[GOAL] Identify and copy all lines of the material where the string "screenshot" is found.

###

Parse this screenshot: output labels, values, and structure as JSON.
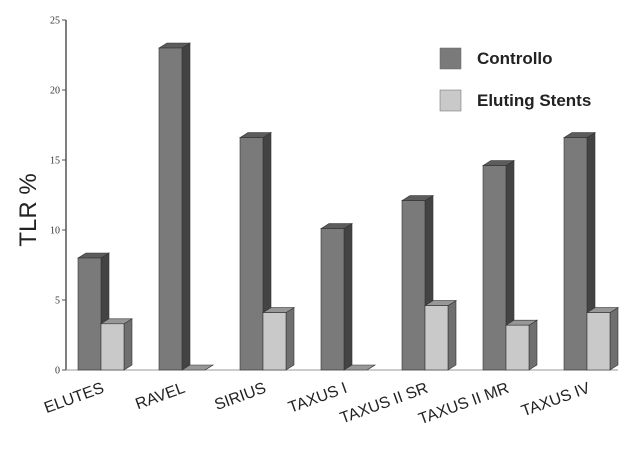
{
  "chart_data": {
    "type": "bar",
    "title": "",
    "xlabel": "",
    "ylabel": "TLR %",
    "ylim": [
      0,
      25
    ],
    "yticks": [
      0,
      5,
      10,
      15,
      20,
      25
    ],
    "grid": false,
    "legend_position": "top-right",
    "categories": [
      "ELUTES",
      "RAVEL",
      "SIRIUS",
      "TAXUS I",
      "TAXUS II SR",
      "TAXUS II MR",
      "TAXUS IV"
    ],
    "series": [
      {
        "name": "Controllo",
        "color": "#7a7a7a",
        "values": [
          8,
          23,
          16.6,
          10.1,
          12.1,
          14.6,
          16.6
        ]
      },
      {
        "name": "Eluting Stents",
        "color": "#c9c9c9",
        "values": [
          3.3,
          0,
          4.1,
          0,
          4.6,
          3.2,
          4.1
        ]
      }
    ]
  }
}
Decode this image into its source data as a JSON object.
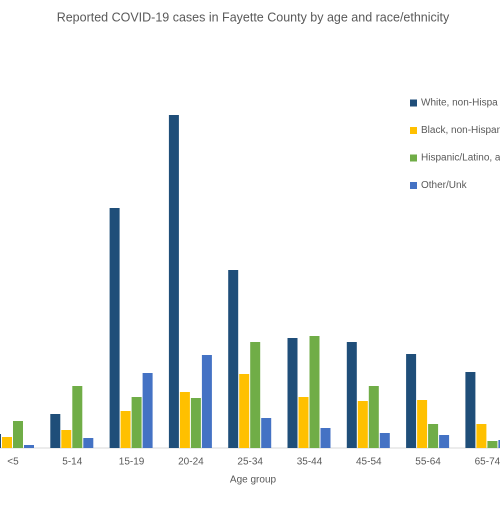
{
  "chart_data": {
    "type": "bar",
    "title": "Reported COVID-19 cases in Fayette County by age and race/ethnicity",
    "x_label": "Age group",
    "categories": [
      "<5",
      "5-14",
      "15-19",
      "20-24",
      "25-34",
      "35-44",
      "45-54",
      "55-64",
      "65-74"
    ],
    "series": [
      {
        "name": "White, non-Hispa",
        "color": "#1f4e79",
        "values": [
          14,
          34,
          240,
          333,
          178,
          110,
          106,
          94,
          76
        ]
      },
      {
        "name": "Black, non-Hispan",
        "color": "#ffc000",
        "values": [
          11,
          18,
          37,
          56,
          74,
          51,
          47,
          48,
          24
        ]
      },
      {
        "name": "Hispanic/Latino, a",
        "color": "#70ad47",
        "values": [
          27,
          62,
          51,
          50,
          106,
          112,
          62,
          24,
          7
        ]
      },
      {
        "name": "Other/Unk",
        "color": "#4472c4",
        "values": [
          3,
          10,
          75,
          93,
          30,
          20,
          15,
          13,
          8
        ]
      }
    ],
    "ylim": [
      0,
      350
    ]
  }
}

###

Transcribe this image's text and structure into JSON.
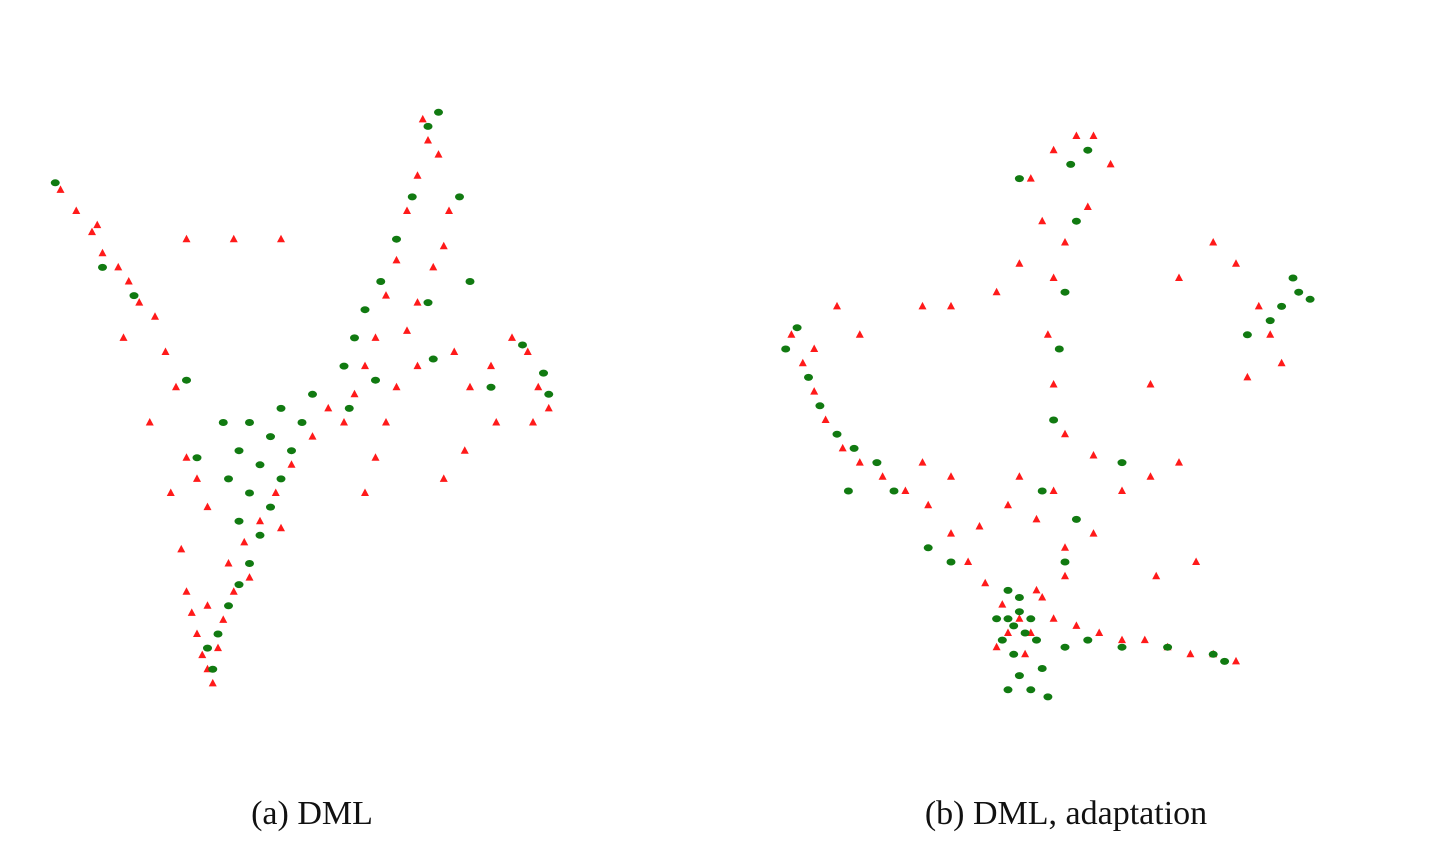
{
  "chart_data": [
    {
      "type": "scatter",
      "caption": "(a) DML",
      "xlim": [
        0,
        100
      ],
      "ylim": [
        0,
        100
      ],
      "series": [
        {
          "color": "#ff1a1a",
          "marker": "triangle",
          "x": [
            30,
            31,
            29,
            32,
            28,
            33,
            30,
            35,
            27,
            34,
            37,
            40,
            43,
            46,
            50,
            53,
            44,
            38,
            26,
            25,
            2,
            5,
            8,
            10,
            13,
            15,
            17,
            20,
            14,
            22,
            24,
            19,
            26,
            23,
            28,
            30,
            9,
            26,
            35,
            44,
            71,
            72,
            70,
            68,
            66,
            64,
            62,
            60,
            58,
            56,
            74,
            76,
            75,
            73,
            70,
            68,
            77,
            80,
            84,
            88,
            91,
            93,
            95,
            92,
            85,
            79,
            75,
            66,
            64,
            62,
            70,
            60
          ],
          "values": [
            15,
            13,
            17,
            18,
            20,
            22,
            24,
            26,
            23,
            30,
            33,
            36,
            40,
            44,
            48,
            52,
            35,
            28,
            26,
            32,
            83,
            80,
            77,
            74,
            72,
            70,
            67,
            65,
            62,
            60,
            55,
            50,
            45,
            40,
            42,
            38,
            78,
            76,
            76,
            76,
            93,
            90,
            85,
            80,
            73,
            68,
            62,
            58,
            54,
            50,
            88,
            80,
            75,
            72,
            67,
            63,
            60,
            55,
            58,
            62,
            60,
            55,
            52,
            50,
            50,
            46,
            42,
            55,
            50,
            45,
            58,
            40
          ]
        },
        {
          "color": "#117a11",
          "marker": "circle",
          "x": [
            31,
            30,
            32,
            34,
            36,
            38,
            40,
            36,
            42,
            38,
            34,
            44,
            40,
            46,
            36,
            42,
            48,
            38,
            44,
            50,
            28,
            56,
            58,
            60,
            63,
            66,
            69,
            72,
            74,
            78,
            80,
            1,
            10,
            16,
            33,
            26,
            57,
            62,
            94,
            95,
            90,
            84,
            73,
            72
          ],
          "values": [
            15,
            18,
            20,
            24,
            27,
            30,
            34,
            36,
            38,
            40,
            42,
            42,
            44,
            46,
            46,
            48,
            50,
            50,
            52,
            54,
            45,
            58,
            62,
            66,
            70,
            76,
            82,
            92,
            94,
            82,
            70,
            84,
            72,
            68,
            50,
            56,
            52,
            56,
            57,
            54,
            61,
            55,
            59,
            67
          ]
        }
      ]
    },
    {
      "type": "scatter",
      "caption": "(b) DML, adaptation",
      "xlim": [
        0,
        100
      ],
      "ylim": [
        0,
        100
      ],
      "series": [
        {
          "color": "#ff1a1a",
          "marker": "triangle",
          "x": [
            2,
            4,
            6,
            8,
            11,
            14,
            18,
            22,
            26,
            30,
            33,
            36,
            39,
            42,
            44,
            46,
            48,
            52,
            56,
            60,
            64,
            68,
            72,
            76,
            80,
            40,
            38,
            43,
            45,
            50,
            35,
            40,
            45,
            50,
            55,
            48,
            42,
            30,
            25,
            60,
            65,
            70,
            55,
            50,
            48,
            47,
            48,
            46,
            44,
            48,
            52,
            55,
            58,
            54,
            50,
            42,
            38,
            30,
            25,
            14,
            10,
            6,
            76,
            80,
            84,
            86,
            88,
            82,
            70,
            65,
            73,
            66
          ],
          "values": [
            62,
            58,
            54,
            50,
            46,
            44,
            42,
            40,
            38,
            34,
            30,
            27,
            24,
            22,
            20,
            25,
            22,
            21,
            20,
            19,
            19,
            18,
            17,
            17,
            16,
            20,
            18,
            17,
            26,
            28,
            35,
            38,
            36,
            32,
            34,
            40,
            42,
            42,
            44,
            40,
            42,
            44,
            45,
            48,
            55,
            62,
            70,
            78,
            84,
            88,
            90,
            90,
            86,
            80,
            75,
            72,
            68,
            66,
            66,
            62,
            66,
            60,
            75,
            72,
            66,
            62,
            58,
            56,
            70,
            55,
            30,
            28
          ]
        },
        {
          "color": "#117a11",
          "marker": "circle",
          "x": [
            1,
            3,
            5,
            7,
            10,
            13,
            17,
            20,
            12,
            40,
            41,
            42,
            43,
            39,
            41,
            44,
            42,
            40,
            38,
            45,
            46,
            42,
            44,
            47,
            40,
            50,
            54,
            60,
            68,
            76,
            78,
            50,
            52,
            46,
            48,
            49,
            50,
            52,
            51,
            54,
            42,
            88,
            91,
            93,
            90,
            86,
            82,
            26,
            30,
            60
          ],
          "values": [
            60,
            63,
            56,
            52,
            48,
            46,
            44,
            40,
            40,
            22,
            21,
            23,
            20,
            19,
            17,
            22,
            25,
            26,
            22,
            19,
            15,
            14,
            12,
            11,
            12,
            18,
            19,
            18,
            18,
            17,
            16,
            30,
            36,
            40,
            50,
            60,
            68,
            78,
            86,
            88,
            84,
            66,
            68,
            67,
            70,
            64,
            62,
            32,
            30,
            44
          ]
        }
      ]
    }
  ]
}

###

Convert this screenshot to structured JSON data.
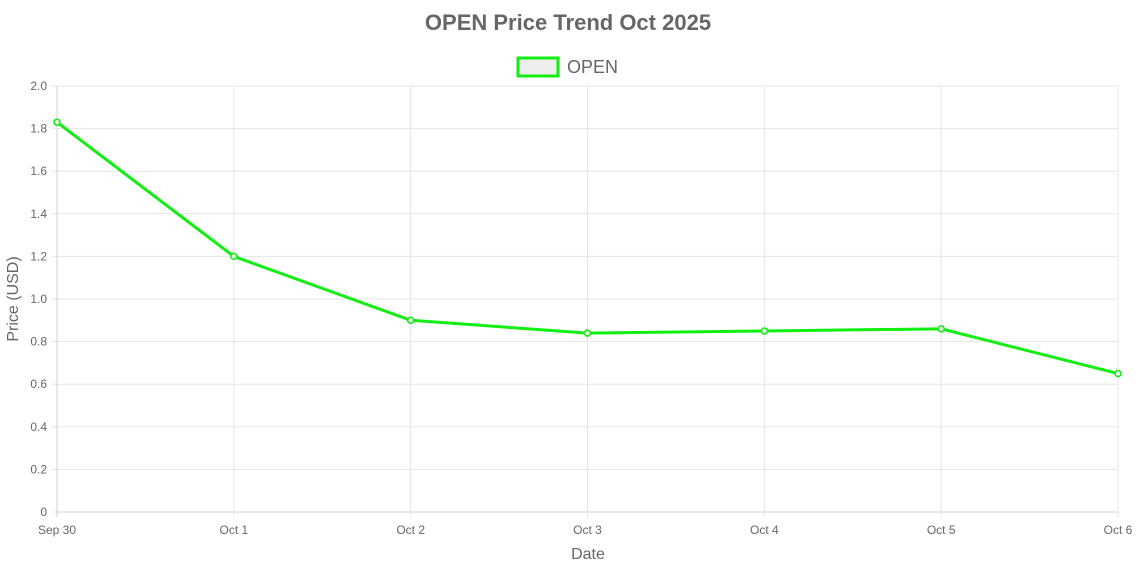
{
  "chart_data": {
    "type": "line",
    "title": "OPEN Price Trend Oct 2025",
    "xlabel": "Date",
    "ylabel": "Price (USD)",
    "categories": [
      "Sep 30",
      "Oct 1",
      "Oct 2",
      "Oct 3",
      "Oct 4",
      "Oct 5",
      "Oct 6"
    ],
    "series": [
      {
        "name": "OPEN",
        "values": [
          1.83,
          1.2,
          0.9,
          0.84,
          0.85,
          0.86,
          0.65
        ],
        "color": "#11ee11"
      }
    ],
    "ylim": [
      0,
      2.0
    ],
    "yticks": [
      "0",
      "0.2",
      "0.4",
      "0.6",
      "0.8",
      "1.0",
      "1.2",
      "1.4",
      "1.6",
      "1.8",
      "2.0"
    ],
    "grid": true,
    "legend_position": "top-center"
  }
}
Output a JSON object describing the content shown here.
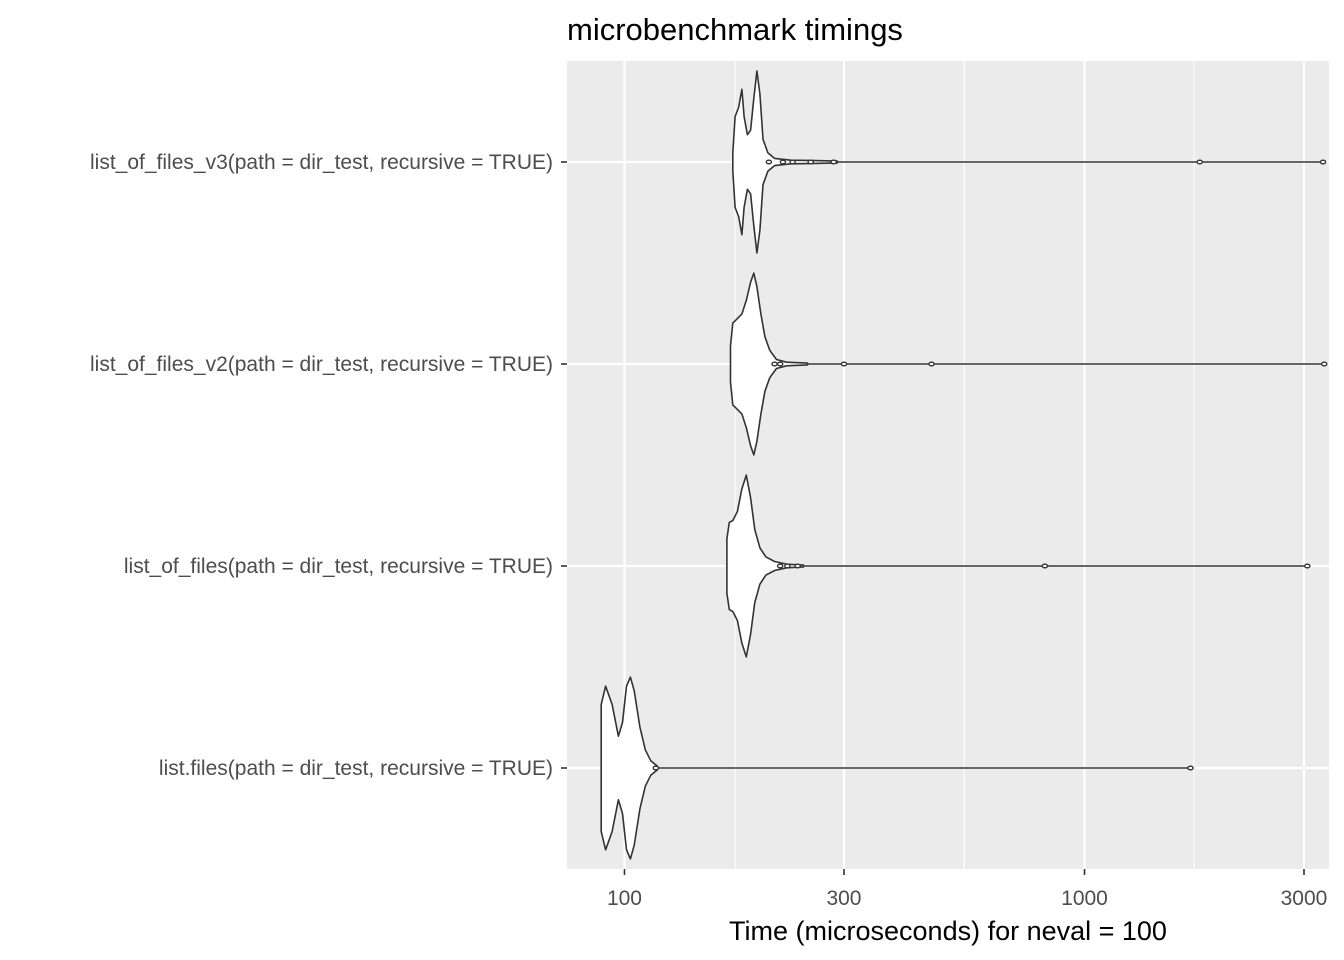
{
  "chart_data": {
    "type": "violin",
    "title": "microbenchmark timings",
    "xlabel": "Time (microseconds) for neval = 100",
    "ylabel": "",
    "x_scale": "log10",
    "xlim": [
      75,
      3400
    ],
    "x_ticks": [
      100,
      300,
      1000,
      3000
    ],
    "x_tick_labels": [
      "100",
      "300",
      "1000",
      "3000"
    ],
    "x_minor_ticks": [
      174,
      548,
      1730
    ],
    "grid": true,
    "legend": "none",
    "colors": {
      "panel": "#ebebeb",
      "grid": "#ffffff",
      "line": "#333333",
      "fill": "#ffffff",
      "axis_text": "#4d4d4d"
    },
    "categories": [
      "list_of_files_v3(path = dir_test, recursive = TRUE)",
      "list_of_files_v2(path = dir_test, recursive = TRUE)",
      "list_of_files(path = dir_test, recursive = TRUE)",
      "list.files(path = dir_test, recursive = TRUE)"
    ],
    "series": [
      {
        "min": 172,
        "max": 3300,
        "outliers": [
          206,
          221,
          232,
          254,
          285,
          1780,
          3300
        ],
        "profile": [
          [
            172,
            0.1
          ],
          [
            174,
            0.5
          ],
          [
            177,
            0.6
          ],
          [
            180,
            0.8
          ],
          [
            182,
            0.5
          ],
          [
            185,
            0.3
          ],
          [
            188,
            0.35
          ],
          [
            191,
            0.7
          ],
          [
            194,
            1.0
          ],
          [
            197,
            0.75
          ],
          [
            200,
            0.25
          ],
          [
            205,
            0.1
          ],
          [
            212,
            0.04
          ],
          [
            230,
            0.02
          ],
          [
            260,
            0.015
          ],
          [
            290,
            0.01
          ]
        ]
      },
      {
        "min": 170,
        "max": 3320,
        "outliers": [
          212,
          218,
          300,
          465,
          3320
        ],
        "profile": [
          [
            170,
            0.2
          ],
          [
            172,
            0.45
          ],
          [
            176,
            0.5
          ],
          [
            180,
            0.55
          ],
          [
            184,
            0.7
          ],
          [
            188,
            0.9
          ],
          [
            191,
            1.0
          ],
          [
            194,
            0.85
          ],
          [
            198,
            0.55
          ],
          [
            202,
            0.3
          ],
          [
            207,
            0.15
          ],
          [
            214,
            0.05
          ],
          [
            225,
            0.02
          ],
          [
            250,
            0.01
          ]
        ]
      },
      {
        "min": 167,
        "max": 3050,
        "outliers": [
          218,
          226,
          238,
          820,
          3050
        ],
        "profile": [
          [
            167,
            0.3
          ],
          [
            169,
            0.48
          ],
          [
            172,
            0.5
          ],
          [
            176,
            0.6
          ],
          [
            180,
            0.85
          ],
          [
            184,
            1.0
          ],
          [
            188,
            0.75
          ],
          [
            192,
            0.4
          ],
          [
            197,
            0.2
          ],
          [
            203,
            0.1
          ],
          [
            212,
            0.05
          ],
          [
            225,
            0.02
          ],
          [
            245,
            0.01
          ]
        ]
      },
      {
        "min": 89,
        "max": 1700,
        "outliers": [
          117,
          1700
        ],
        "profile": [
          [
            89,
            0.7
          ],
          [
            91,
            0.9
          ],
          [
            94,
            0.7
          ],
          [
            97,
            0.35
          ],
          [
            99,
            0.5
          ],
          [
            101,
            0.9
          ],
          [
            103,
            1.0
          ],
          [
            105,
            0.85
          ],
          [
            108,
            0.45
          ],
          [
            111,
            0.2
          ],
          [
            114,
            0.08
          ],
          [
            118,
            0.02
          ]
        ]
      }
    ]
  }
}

###

[SOLUTION TO THIS TASK]
Parse this screenshot: output labels, values, and structure as JSON.
Convert this screenshot to structured JSON data.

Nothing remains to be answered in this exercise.